(Dataset excerpts)
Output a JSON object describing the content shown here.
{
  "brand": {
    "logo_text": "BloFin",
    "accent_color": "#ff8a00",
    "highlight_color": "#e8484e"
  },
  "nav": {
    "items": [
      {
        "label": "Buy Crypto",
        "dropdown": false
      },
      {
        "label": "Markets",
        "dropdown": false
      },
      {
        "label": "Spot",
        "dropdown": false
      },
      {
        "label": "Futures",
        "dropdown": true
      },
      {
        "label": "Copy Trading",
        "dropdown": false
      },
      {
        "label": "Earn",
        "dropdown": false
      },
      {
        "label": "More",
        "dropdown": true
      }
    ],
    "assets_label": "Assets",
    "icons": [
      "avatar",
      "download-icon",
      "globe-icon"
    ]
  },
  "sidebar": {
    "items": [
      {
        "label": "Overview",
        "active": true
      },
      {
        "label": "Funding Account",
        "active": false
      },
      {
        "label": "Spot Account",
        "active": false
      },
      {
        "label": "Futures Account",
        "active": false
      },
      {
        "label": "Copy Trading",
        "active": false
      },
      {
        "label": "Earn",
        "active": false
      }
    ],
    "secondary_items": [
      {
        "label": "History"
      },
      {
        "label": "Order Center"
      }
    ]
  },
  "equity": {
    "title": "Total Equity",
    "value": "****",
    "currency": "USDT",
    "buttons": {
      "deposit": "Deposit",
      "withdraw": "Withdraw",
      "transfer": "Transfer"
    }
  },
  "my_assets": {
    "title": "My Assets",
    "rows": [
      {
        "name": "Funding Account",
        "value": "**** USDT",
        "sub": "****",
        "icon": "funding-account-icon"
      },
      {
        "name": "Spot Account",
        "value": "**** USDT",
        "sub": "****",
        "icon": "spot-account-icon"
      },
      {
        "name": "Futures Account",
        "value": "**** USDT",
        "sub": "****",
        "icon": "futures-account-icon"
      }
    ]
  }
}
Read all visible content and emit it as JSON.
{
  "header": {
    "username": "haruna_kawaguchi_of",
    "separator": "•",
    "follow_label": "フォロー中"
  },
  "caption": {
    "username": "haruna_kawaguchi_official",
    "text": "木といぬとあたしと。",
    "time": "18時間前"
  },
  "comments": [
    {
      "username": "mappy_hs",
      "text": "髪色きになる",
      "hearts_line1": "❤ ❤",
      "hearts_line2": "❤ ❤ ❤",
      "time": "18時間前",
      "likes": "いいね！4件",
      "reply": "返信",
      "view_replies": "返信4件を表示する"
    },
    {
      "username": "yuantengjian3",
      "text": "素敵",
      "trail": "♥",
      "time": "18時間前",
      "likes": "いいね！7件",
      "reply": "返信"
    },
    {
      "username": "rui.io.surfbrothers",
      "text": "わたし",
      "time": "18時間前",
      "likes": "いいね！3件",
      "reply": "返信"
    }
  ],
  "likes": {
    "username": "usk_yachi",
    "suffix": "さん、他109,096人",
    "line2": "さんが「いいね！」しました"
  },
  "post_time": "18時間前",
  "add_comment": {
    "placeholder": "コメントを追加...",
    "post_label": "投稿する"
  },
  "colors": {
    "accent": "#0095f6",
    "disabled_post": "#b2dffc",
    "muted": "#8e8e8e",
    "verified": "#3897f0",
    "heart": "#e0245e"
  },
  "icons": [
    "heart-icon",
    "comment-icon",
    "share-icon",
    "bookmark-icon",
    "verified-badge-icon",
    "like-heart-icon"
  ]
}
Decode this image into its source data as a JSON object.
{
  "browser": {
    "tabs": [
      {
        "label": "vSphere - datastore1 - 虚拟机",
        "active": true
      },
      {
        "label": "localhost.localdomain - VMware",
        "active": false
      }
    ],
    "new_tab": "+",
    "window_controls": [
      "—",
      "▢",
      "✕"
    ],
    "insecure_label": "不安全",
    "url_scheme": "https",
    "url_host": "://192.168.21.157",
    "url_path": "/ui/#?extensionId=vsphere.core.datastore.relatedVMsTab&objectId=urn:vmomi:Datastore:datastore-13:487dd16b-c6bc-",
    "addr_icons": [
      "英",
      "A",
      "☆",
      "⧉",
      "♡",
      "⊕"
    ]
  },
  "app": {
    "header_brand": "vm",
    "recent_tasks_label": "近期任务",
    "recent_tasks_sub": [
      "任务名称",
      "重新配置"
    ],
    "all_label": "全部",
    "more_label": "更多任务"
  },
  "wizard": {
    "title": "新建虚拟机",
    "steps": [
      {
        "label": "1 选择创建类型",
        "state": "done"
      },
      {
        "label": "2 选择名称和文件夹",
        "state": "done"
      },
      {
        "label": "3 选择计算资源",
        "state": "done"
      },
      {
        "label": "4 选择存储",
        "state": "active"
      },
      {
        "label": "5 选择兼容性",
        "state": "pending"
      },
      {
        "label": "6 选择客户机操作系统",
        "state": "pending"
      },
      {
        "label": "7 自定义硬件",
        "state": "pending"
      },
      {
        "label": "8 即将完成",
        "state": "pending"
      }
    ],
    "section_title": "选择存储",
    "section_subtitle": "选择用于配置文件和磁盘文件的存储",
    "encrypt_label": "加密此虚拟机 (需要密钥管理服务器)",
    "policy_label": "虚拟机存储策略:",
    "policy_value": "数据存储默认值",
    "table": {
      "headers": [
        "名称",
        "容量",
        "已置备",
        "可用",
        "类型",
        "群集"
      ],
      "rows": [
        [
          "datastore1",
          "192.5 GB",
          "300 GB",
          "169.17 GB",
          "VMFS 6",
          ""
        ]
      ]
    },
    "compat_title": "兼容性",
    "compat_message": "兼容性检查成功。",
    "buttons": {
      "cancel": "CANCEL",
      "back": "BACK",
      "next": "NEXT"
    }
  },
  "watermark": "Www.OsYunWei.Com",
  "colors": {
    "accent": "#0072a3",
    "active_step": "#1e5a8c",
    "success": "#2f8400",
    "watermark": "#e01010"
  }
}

### [Task brief]
Faithfully copy every entry, leaving nothing out.

### [Full output]
Output a JSON object describing the content shown here.
{
  "brand": {
    "logo_text": "BloFin",
    "accent_color": "#ff8a00",
    "highlight_color": "#e8484e"
  },
  "nav": {
    "items": [
      {
        "label": "Buy Crypto",
        "dropdown": false
      },
      {
        "label": "Markets",
        "dropdown": false
      },
      {
        "label": "Spot",
        "dropdown": false
      },
      {
        "label": "Futures",
        "dropdown": true
      },
      {
        "label": "Copy Trading",
        "dropdown": false
      },
      {
        "label": "Earn",
        "dropdown": false
      },
      {
        "label": "More",
        "dropdown": true
      }
    ],
    "assets_label": "Assets",
    "icons": [
      "avatar",
      "download-icon",
      "globe-icon"
    ]
  },
  "sidebar": {
    "items": [
      {
        "label": "Overview",
        "active": true
      },
      {
        "label": "Funding Account",
        "active": false
      },
      {
        "label": "Spot Account",
        "active": false
      },
      {
        "label": "Futures Account",
        "active": false
      },
      {
        "label": "Copy Trading",
        "active": false
      },
      {
        "label": "Earn",
        "active": false
      }
    ],
    "secondary_items": [
      {
        "label": "History"
      },
      {
        "label": "Order Center"
      }
    ]
  },
  "equity": {
    "title": "Total Equity",
    "value": "****",
    "currency": "USDT",
    "buttons": {
      "deposit": "Deposit",
      "withdraw": "Withdraw",
      "transfer": "Transfer"
    }
  },
  "my_assets": {
    "title": "My Assets",
    "rows": [
      {
        "name": "Funding Account",
        "value": "**** USDT",
        "sub": "****",
        "icon": "funding-account-icon"
      },
      {
        "name": "Spot Account",
        "value": "**** USDT",
        "sub": "****",
        "icon": "spot-account-icon"
      },
      {
        "name": "Futures Account",
        "value": "**** USDT",
        "sub": "****",
        "icon": "futures-account-icon"
      }
    ]
  }
}
Read all visible content and emit it as JSON.
{
  "header": {
    "username": "haruna_kawaguchi_of",
    "separator": "•",
    "follow_label": "フォロー中"
  },
  "caption": {
    "username": "haruna_kawaguchi_official",
    "text": "木といぬとあたしと。",
    "time": "18時間前"
  },
  "comments": [
    {
      "username": "mappy_hs",
      "text": "髪色きになる",
      "hearts_line1": "❤ ❤",
      "hearts_line2": "❤ ❤ ❤",
      "time": "18時間前",
      "likes": "いいね！4件",
      "reply": "返信",
      "view_replies": "返信4件を表示する"
    },
    {
      "username": "yuantengjian3",
      "text": "素敵",
      "trail": "♥",
      "time": "18時間前",
      "likes": "いいね！7件",
      "reply": "返信"
    },
    {
      "username": "rui.io.surfbrothers",
      "text": "わたし",
      "time": "18時間前",
      "likes": "いいね！3件",
      "reply": "返信"
    }
  ],
  "likes": {
    "username": "usk_yachi",
    "suffix": "さん、他109,096人",
    "line2": "さんが「いいね！」しました"
  },
  "post_time": "18時間前",
  "add_comment": {
    "placeholder": "コメントを追加...",
    "post_label": "投稿する"
  },
  "colors": {
    "accent": "#0095f6",
    "disabled_post": "#b2dffc",
    "muted": "#8e8e8e",
    "verified": "#3897f0",
    "heart": "#e0245e"
  },
  "icons": [
    "heart-icon",
    "comment-icon",
    "share-icon",
    "bookmark-icon",
    "verified-badge-icon",
    "like-heart-icon"
  ]
}
Decode this image into its source data as a JSON object.
{
  "browser": {
    "tabs": [
      {
        "label": "vSphere - datastore1 - 虚拟机",
        "active": true
      },
      {
        "label": "localhost.localdomain - VMware",
        "active": false
      }
    ],
    "new_tab": "+",
    "window_controls": [
      "—",
      "▢",
      "✕"
    ],
    "insecure_label": "不安全",
    "url_scheme": "https",
    "url_host": "://192.168.21.157",
    "url_path": "/ui/#?extensionId=vsphere.core.datastore.relatedVMsTab&objectId=urn:vmomi:Datastore:datastore-13:487dd16b-c6bc-",
    "addr_icons": [
      "英",
      "A",
      "☆",
      "⧉",
      "♡",
      "⊕"
    ]
  },
  "app": {
    "header_brand": "vm",
    "recent_tasks_label": "近期任务",
    "recent_tasks_sub": [
      "任务名称",
      "重新配置"
    ],
    "all_label": "全部",
    "more_label": "更多任务"
  },
  "wizard": {
    "title": "新建虚拟机",
    "steps": [
      {
        "label": "1 选择创建类型",
        "state": "done"
      },
      {
        "label": "2 选择名称和文件夹",
        "state": "done"
      },
      {
        "label": "3 选择计算资源",
        "state": "done"
      },
      {
        "label": "4 选择存储",
        "state": "active"
      },
      {
        "label": "5 选择兼容性",
        "state": "pending"
      },
      {
        "label": "6 选择客户机操作系统",
        "state": "pending"
      },
      {
        "label": "7 自定义硬件",
        "state": "pending"
      },
      {
        "label": "8 即将完成",
        "state": "pending"
      }
    ],
    "section_title": "选择存储",
    "section_subtitle": "选择用于配置文件和磁盘文件的存储",
    "encrypt_label": "加密此虚拟机 (需要密钥管理服务器)",
    "policy_label": "虚拟机存储策略:",
    "policy_value": "数据存储默认值",
    "table": {
      "headers": [
        "名称",
        "容量",
        "已置备",
        "可用",
        "类型",
        "群集"
      ],
      "rows": [
        [
          "datastore1",
          "192.5 GB",
          "300 GB",
          "169.17 GB",
          "VMFS 6",
          ""
        ]
      ]
    },
    "compat_title": "兼容性",
    "compat_message": "兼容性检查成功。",
    "buttons": {
      "cancel": "CANCEL",
      "back": "BACK",
      "next": "NEXT"
    }
  },
  "watermark": "Www.OsYunWei.Com",
  "colors": {
    "accent": "#0072a3",
    "active_step": "#1e5a8c",
    "success": "#2f8400",
    "watermark": "#e01010"
  }
}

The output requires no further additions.